Will you output all of the data below exactly, omitting the images?
··· EXCERPTED RECORDS
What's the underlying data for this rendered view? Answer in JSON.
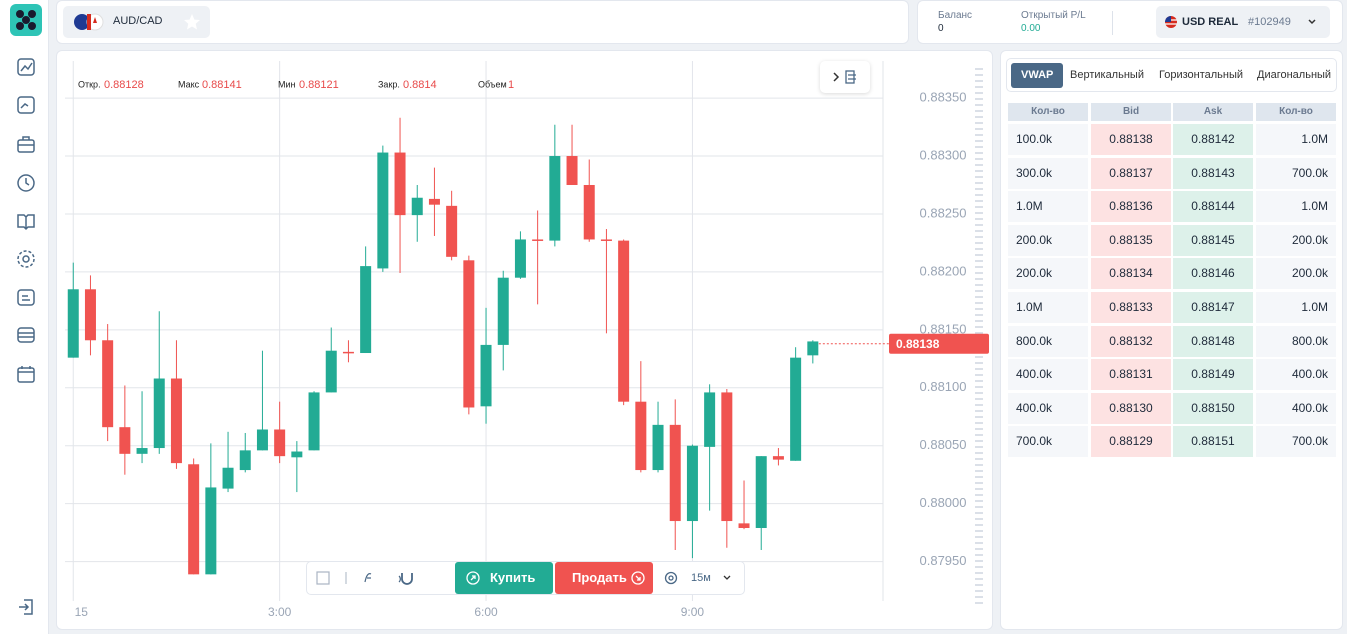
{
  "header": {
    "pair": "AUD/CAD",
    "balance_label": "Баланс",
    "balance": 0,
    "pl_label": "Открытый P/L",
    "pl": "0.00",
    "account": "USD REAL",
    "account_id": "#102949"
  },
  "chart_data": {
    "type": "candlestick",
    "ohlc_info": [
      {
        "label": "Откр.",
        "value": 0.88128
      },
      {
        "label": "Макс",
        "value": 0.88141
      },
      {
        "label": "Мин",
        "value": 0.88121
      },
      {
        "label": "Закр.",
        "value": 0.8814
      },
      {
        "label": "Объем",
        "value": 1
      }
    ],
    "x": [
      0,
      0.25,
      0.5,
      0.75,
      1,
      1.25,
      1.5,
      1.75,
      2,
      2.25,
      2.5,
      2.75,
      3,
      3.25,
      3.5,
      3.75,
      4,
      4.25,
      4.5,
      4.75,
      5,
      5.25,
      5.5,
      5.75,
      6,
      6.25,
      6.5,
      6.75,
      7,
      7.25,
      7.5,
      7.75,
      8,
      8.25,
      8.5,
      8.75,
      9,
      9.25,
      9.5,
      9.75,
      10,
      10.25,
      10.5,
      10.75
    ],
    "open": [
      0.88126,
      0.88185,
      0.88141,
      0.88066,
      0.88043,
      0.88048,
      0.88108,
      0.88034,
      0.87939,
      0.88013,
      0.88029,
      0.88046,
      0.88064,
      0.8804,
      0.88046,
      0.88096,
      0.88131,
      0.8813,
      0.88203,
      0.88303,
      0.88249,
      0.88263,
      0.88257,
      0.8821,
      0.88084,
      0.88137,
      0.88195,
      0.88228,
      0.88227,
      0.883,
      0.88275,
      0.88228,
      0.88227,
      0.88088,
      0.88029,
      0.88068,
      0.87985,
      0.88049,
      0.88096,
      0.87983,
      0.87979,
      0.88041,
      0.88037,
      0.88128
    ],
    "high": [
      0.88208,
      0.88197,
      0.88155,
      0.88102,
      0.88097,
      0.88166,
      0.88141,
      0.88039,
      0.88052,
      0.88062,
      0.88061,
      0.88132,
      0.88088,
      0.88054,
      0.88097,
      0.88152,
      0.88141,
      0.88222,
      0.88309,
      0.88333,
      0.88275,
      0.8829,
      0.8827,
      0.88214,
      0.88169,
      0.88201,
      0.88235,
      0.88253,
      0.88327,
      0.88327,
      0.88297,
      0.88237,
      0.88228,
      0.88123,
      0.88088,
      0.8809,
      0.88051,
      0.88103,
      0.88099,
      0.8802,
      0.88041,
      0.88048,
      0.88135,
      0.88141
    ],
    "low": [
      0.88126,
      0.88128,
      0.88054,
      0.88025,
      0.88035,
      0.88043,
      0.8803,
      0.87939,
      0.87939,
      0.8801,
      0.88027,
      0.88046,
      0.88035,
      0.8801,
      0.88046,
      0.88096,
      0.88122,
      0.8813,
      0.882,
      0.88199,
      0.88226,
      0.88231,
      0.8821,
      0.88077,
      0.88069,
      0.88115,
      0.88194,
      0.88172,
      0.88222,
      0.88275,
      0.88226,
      0.88147,
      0.88085,
      0.88027,
      0.88027,
      0.8796,
      0.87953,
      0.87994,
      0.87962,
      0.87978,
      0.8796,
      0.88033,
      0.88037,
      0.88121
    ],
    "close": [
      0.88185,
      0.88141,
      0.88066,
      0.88043,
      0.88048,
      0.88108,
      0.88035,
      0.87939,
      0.88014,
      0.88031,
      0.88046,
      0.88064,
      0.88041,
      0.88045,
      0.88096,
      0.88132,
      0.8813,
      0.88205,
      0.88303,
      0.88249,
      0.88264,
      0.88258,
      0.88213,
      0.88083,
      0.88137,
      0.88195,
      0.88228,
      0.88227,
      0.883,
      0.88275,
      0.88228,
      0.88227,
      0.88088,
      0.88029,
      0.88068,
      0.87985,
      0.8805,
      0.88096,
      0.87985,
      0.87979,
      0.88041,
      0.88038,
      0.88126,
      0.8814
    ],
    "up_color": "#22ab94",
    "down_color": "#f05350",
    "xlim": [
      -0.12,
      11.77
    ],
    "xticks": [
      {
        "value": 0,
        "label": "15"
      },
      {
        "value": 3,
        "label": "3:00"
      },
      {
        "value": 6,
        "label": "6:00"
      },
      {
        "value": 9,
        "label": "9:00"
      }
    ],
    "ylim": [
      0.87916,
      0.88382
    ],
    "yticks": [
      {
        "value": 0.8795,
        "label": "0.87950"
      },
      {
        "value": 0.88,
        "label": "0.88000"
      },
      {
        "value": 0.8805,
        "label": "0.88050"
      },
      {
        "value": 0.881,
        "label": "0.88100"
      },
      {
        "value": 0.8815,
        "label": "0.88150"
      },
      {
        "value": 0.882,
        "label": "0.88200"
      },
      {
        "value": 0.8825,
        "label": "0.88250"
      },
      {
        "value": 0.883,
        "label": "0.88300"
      },
      {
        "value": 0.8835,
        "label": "0.88350"
      }
    ],
    "grid": true,
    "current_price": 0.88138
  },
  "toolbar": {
    "buy": "Купить",
    "sell": "Продать",
    "timeframe": "15м"
  },
  "order_book": {
    "tabs": [
      "VWAP",
      "Вертикальный",
      "Горизонтальный",
      "Диагональный"
    ],
    "active_tab": 0,
    "columns": [
      "Кол-во",
      "Bid",
      "Ask",
      "Кол-во"
    ],
    "rows": [
      [
        "100.0k",
        "0.88138",
        "0.88142",
        "1.0M"
      ],
      [
        "300.0k",
        "0.88137",
        "0.88143",
        "700.0k"
      ],
      [
        "1.0M",
        "0.88136",
        "0.88144",
        "1.0M"
      ],
      [
        "200.0k",
        "0.88135",
        "0.88145",
        "200.0k"
      ],
      [
        "200.0k",
        "0.88134",
        "0.88146",
        "200.0k"
      ],
      [
        "1.0M",
        "0.88133",
        "0.88147",
        "1.0M"
      ],
      [
        "800.0k",
        "0.88132",
        "0.88148",
        "800.0k"
      ],
      [
        "400.0k",
        "0.88131",
        "0.88149",
        "400.0k"
      ],
      [
        "400.0k",
        "0.88130",
        "0.88150",
        "400.0k"
      ],
      [
        "700.0k",
        "0.88129",
        "0.88151",
        "700.0k"
      ]
    ]
  }
}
······
» COMPLETED EXERCISE:
What's the underlying data for this rendered view? Answer in JSON.
{
  "header": {
    "pair": "AUD/CAD",
    "balance_label": "Баланс",
    "balance": 0,
    "pl_label": "Открытый P/L",
    "pl": "0.00",
    "account": "USD REAL",
    "account_id": "#102949"
  },
  "chart_data": {
    "type": "candlestick",
    "ohlc_info": [
      {
        "label": "Откр.",
        "value": 0.88128
      },
      {
        "label": "Макс",
        "value": 0.88141
      },
      {
        "label": "Мин",
        "value": 0.88121
      },
      {
        "label": "Закр.",
        "value": 0.8814
      },
      {
        "label": "Объем",
        "value": 1
      }
    ],
    "x": [
      0,
      0.25,
      0.5,
      0.75,
      1,
      1.25,
      1.5,
      1.75,
      2,
      2.25,
      2.5,
      2.75,
      3,
      3.25,
      3.5,
      3.75,
      4,
      4.25,
      4.5,
      4.75,
      5,
      5.25,
      5.5,
      5.75,
      6,
      6.25,
      6.5,
      6.75,
      7,
      7.25,
      7.5,
      7.75,
      8,
      8.25,
      8.5,
      8.75,
      9,
      9.25,
      9.5,
      9.75,
      10,
      10.25,
      10.5,
      10.75
    ],
    "open": [
      0.88126,
      0.88185,
      0.88141,
      0.88066,
      0.88043,
      0.88048,
      0.88108,
      0.88034,
      0.87939,
      0.88013,
      0.88029,
      0.88046,
      0.88064,
      0.8804,
      0.88046,
      0.88096,
      0.88131,
      0.8813,
      0.88203,
      0.88303,
      0.88249,
      0.88263,
      0.88257,
      0.8821,
      0.88084,
      0.88137,
      0.88195,
      0.88228,
      0.88227,
      0.883,
      0.88275,
      0.88228,
      0.88227,
      0.88088,
      0.88029,
      0.88068,
      0.87985,
      0.88049,
      0.88096,
      0.87983,
      0.87979,
      0.88041,
      0.88037,
      0.88128
    ],
    "high": [
      0.88208,
      0.88197,
      0.88155,
      0.88102,
      0.88097,
      0.88166,
      0.88141,
      0.88039,
      0.88052,
      0.88062,
      0.88061,
      0.88132,
      0.88088,
      0.88054,
      0.88097,
      0.88152,
      0.88141,
      0.88222,
      0.88309,
      0.88333,
      0.88275,
      0.8829,
      0.8827,
      0.88214,
      0.88169,
      0.88201,
      0.88235,
      0.88253,
      0.88327,
      0.88327,
      0.88297,
      0.88237,
      0.88228,
      0.88123,
      0.88088,
      0.8809,
      0.88051,
      0.88103,
      0.88099,
      0.8802,
      0.88041,
      0.88048,
      0.88135,
      0.88141
    ],
    "low": [
      0.88126,
      0.88128,
      0.88054,
      0.88025,
      0.88035,
      0.88043,
      0.8803,
      0.87939,
      0.87939,
      0.8801,
      0.88027,
      0.88046,
      0.88035,
      0.8801,
      0.88046,
      0.88096,
      0.88122,
      0.8813,
      0.882,
      0.88199,
      0.88226,
      0.88231,
      0.8821,
      0.88077,
      0.88069,
      0.88115,
      0.88194,
      0.88172,
      0.88222,
      0.88275,
      0.88226,
      0.88147,
      0.88085,
      0.88027,
      0.88027,
      0.8796,
      0.87953,
      0.87994,
      0.87962,
      0.87978,
      0.8796,
      0.88033,
      0.88037,
      0.88121
    ],
    "close": [
      0.88185,
      0.88141,
      0.88066,
      0.88043,
      0.88048,
      0.88108,
      0.88035,
      0.87939,
      0.88014,
      0.88031,
      0.88046,
      0.88064,
      0.88041,
      0.88045,
      0.88096,
      0.88132,
      0.8813,
      0.88205,
      0.88303,
      0.88249,
      0.88264,
      0.88258,
      0.88213,
      0.88083,
      0.88137,
      0.88195,
      0.88228,
      0.88227,
      0.883,
      0.88275,
      0.88228,
      0.88227,
      0.88088,
      0.88029,
      0.88068,
      0.87985,
      0.8805,
      0.88096,
      0.87985,
      0.87979,
      0.88041,
      0.88038,
      0.88126,
      0.8814
    ],
    "up_color": "#22ab94",
    "down_color": "#f05350",
    "xlim": [
      -0.12,
      11.77
    ],
    "xticks": [
      {
        "value": 0,
        "label": "15"
      },
      {
        "value": 3,
        "label": "3:00"
      },
      {
        "value": 6,
        "label": "6:00"
      },
      {
        "value": 9,
        "label": "9:00"
      }
    ],
    "ylim": [
      0.87916,
      0.88382
    ],
    "yticks": [
      {
        "value": 0.8795,
        "label": "0.87950"
      },
      {
        "value": 0.88,
        "label": "0.88000"
      },
      {
        "value": 0.8805,
        "label": "0.88050"
      },
      {
        "value": 0.881,
        "label": "0.88100"
      },
      {
        "value": 0.8815,
        "label": "0.88150"
      },
      {
        "value": 0.882,
        "label": "0.88200"
      },
      {
        "value": 0.8825,
        "label": "0.88250"
      },
      {
        "value": 0.883,
        "label": "0.88300"
      },
      {
        "value": 0.8835,
        "label": "0.88350"
      }
    ],
    "grid": true,
    "current_price": 0.88138
  },
  "toolbar": {
    "buy": "Купить",
    "sell": "Продать",
    "timeframe": "15м"
  },
  "order_book": {
    "tabs": [
      "VWAP",
      "Вертикальный",
      "Горизонтальный",
      "Диагональный"
    ],
    "active_tab": 0,
    "columns": [
      "Кол-во",
      "Bid",
      "Ask",
      "Кол-во"
    ],
    "rows": [
      [
        "100.0k",
        "0.88138",
        "0.88142",
        "1.0M"
      ],
      [
        "300.0k",
        "0.88137",
        "0.88143",
        "700.0k"
      ],
      [
        "1.0M",
        "0.88136",
        "0.88144",
        "1.0M"
      ],
      [
        "200.0k",
        "0.88135",
        "0.88145",
        "200.0k"
      ],
      [
        "200.0k",
        "0.88134",
        "0.88146",
        "200.0k"
      ],
      [
        "1.0M",
        "0.88133",
        "0.88147",
        "1.0M"
      ],
      [
        "800.0k",
        "0.88132",
        "0.88148",
        "800.0k"
      ],
      [
        "400.0k",
        "0.88131",
        "0.88149",
        "400.0k"
      ],
      [
        "400.0k",
        "0.88130",
        "0.88150",
        "400.0k"
      ],
      [
        "700.0k",
        "0.88129",
        "0.88151",
        "700.0k"
      ]
    ]
  }
}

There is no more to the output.